-- BEGIN Input records --

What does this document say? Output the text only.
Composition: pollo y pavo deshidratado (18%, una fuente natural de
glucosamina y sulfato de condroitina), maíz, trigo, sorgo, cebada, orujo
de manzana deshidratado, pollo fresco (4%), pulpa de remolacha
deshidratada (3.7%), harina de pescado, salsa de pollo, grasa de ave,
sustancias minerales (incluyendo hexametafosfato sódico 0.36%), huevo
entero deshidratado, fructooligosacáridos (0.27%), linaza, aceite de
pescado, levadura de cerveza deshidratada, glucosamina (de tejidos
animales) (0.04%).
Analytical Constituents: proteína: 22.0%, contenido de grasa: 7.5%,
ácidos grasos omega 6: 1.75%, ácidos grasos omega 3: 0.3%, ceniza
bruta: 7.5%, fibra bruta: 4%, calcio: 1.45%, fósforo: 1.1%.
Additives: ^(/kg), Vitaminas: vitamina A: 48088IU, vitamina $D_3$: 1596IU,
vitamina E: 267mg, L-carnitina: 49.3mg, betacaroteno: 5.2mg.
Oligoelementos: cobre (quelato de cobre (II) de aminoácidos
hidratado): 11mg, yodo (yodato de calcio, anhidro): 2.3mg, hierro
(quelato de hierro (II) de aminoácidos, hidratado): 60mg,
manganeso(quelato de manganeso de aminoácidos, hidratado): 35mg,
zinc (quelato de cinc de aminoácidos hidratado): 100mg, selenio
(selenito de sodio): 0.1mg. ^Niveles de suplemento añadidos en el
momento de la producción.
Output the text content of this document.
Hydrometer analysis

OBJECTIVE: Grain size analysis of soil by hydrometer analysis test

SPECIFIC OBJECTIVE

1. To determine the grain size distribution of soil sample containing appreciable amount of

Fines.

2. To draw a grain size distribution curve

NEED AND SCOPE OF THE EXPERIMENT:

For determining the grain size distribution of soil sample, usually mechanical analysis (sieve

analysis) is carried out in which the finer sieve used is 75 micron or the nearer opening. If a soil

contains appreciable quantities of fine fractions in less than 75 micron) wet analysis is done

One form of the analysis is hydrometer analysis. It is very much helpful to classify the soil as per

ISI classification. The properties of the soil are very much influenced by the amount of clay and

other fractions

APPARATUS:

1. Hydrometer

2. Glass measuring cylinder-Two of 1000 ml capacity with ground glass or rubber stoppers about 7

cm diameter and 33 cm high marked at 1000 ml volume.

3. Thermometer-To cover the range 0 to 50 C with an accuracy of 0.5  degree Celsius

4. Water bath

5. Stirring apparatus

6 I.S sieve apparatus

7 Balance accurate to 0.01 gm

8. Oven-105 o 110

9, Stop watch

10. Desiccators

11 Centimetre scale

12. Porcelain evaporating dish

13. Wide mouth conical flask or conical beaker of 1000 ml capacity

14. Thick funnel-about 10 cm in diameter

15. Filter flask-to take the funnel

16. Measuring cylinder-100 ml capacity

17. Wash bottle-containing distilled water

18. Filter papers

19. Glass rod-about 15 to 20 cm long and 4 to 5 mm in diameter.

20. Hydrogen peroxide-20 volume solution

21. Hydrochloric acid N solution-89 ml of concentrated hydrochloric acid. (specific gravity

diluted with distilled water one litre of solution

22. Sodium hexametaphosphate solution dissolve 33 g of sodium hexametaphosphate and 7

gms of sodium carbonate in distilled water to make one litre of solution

-- END Input records --

Work instructions:
Collect the lines of the data that carry the word "size".

Written response:
OBJECTIVE: Grain size analysis of soil by hydrometer analysis test
1. To determine the grain size distribution of soil sample containing appreciable amount of
2. To draw a grain size distribution curve
For determining the grain size distribution of soil sample, usually mechanical analysis (sieve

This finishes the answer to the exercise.